--- PAGE ---
· · · ·

Information Regarding the Amendment
Reasons
for Name Change
The
board of directors believes the change of our name from YOU On Demand Holdings,
Inc. to Wecast Network, Inc. will be in our best interests as the new name
reflects the Companys new direction and strategy. The Company selected a name
that could better encompass and further establish its identity in the industry
and to more accurately represent its full portfolio of solutions and services
aimed at both a Chinese
and
global audience. This name change marks a new
and expanded focus, and it underscores the Companys firm commitment to offering
innovative products and solutions that go well beyond its current offering.
Approval
of Name Change
On September 12, 2016, the Board approved and on
October 6, 2016 the holders of 31,645,366 of the outstanding votes entitled to
vote on the matter, representing 56.33% of the votes of our issued and
outstanding voting shares, executed and delivered to the Company the written
consents approving the Amendment. Accordingly, in compliance with the laws of
the State of Nevada and our bylaws a majority of the outstanding voting shares
has approved the Amendment, and no other vote or proxy is required of the
shareholders.
Effect
on Shareholders
The
change of name will not effect in any way the validity or transferability of
stock certificates outstanding at the time of the name change, our capital
structure or the trading of our Common Stock on the NASDAQ Capital Market.

· · · ·

--- DATA LISTING ---
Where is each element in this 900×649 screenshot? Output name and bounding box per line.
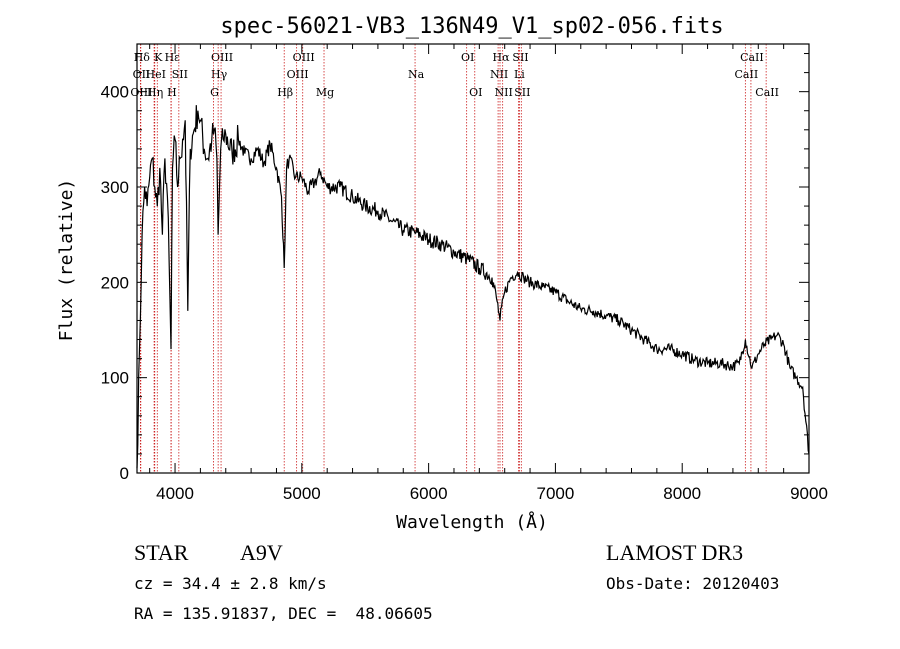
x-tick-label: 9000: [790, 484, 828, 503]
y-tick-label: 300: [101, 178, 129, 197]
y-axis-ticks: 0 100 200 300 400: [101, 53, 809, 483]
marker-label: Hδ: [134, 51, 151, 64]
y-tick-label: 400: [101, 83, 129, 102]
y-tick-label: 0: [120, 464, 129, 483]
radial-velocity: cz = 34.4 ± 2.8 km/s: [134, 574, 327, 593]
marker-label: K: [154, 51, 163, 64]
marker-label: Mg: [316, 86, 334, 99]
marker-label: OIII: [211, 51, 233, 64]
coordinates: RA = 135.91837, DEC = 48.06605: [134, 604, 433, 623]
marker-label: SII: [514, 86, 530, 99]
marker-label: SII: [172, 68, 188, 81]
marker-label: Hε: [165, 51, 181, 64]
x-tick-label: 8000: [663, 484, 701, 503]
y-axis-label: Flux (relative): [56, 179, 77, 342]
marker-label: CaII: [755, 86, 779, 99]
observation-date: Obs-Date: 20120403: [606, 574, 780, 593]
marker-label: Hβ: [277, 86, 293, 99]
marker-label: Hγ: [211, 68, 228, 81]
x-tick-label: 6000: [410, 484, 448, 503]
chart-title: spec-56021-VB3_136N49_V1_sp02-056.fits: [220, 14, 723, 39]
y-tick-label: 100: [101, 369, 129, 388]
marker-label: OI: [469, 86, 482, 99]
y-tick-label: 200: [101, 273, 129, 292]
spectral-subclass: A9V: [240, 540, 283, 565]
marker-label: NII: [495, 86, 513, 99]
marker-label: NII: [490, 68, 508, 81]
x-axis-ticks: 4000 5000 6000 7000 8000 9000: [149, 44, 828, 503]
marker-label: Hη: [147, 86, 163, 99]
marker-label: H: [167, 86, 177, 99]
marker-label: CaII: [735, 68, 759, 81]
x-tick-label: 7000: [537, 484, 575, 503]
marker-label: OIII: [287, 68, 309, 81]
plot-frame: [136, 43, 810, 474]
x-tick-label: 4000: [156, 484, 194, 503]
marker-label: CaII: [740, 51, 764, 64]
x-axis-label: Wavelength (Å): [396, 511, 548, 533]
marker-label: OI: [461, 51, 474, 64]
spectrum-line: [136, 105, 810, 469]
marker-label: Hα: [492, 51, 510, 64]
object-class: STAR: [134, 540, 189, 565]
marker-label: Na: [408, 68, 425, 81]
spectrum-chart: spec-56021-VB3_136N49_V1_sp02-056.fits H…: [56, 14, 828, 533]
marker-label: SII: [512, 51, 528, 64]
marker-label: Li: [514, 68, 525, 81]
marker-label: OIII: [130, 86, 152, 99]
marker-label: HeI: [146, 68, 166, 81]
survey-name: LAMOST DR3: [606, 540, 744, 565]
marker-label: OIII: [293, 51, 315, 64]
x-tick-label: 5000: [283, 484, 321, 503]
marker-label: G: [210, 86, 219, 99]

· · · ·

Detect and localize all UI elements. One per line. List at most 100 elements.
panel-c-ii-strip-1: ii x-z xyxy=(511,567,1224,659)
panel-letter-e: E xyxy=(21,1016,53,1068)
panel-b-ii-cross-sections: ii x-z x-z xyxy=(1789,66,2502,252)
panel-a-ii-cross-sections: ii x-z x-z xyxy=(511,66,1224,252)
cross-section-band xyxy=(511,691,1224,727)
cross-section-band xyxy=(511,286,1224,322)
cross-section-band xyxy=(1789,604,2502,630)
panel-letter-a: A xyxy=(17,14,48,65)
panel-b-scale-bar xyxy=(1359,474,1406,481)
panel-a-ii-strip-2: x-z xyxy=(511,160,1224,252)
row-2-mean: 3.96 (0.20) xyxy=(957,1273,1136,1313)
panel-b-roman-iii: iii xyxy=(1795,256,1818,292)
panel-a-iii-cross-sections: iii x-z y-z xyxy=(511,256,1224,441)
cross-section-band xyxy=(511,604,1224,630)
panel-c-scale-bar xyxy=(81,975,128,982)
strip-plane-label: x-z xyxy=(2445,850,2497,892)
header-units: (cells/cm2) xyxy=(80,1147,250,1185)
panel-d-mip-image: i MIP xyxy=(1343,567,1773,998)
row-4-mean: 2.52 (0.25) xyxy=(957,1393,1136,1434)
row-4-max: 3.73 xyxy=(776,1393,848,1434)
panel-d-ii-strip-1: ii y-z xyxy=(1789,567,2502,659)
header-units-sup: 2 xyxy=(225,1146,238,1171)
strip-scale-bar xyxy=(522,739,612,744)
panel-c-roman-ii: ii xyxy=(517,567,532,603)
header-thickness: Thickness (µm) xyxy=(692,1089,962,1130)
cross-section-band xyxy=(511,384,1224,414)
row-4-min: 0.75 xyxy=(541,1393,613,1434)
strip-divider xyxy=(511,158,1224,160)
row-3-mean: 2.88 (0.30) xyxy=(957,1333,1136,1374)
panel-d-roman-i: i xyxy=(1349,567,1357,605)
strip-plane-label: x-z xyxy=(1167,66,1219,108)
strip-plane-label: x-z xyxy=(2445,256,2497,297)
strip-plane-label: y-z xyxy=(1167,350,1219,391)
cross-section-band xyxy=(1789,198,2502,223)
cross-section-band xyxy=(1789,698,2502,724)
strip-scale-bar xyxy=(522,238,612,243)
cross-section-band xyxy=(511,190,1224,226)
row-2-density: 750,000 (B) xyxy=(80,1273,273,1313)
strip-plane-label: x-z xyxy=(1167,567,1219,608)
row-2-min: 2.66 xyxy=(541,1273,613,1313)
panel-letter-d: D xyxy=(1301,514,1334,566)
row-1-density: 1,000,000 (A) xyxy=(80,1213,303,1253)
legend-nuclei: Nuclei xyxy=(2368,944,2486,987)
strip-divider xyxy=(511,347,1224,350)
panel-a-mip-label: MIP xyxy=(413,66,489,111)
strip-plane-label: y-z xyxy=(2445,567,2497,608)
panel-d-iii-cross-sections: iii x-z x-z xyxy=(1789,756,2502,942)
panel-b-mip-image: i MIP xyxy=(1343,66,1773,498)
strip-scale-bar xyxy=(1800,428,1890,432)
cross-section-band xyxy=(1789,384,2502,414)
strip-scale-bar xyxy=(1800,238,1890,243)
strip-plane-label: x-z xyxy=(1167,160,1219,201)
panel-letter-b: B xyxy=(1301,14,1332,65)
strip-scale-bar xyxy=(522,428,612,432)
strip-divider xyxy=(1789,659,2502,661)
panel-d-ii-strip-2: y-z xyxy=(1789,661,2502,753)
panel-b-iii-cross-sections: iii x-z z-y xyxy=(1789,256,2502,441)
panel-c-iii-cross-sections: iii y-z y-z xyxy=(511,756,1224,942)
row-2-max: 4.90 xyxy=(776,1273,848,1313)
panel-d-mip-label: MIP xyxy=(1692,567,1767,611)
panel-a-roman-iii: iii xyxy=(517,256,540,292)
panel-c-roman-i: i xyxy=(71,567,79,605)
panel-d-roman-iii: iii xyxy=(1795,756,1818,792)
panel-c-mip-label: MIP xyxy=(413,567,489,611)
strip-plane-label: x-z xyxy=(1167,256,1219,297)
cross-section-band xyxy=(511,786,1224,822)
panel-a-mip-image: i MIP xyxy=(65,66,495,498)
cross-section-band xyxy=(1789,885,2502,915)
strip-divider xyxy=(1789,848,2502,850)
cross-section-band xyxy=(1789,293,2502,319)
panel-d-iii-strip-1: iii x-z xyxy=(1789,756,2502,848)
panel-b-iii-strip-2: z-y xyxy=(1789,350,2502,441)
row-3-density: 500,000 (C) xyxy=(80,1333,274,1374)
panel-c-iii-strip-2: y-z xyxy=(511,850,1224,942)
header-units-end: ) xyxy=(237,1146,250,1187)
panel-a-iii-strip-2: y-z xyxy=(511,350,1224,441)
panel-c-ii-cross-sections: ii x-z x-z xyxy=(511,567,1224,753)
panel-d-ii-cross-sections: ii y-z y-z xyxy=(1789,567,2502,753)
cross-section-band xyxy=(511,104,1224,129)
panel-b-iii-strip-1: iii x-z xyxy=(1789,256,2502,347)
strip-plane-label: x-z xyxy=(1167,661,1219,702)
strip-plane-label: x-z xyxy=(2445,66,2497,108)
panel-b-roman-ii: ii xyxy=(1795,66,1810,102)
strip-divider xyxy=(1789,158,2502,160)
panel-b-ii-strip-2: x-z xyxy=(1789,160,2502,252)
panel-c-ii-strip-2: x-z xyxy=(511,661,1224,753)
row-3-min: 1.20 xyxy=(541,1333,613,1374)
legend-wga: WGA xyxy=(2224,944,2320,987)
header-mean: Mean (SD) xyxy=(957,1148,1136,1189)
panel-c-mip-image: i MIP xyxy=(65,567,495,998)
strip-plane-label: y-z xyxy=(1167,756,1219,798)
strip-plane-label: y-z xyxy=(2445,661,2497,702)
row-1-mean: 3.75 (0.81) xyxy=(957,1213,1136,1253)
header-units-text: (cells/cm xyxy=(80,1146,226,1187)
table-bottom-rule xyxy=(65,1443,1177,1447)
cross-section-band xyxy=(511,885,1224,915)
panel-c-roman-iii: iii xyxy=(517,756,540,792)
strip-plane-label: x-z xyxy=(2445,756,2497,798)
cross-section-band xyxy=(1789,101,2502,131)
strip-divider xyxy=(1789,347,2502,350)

· · · ·

--- TASK INSTRUCTIONS ---
(1) According to the name change text, which things will the change of name not affect? List each of them.
(2) Set down word for word the passage of the name change text from "Information Regarding the" up to and including "its current offering.".
Work only from the name change text; the lines play no part.

--- SOLUTIONS TO THE PROBLEMS ---
(1)
- The validity or transferability of stock certificates outstanding at the time of the name change
- The capital structure
- The trading of the Common Stock on the NASDAQ Capital Market

(2)
Information Regarding the Amendment
Reasons
for Name Change
The
board of directors believes the change of our name from YOU On Demand Holdings,
Inc. to Wecast Network, Inc. will be in our best interests as the new name
reflects the Companys new direction and strategy. The Company selected a name
that could better encompass and further establish its identity in the industry
and to more accurately represent its full portfolio of solutions and services
aimed at both a Chinese
and
global audience. This name change marks a new
and expanded focus, and it underscores the Companys firm commitment to offering
innovative products and solutions that go well beyond its current offering.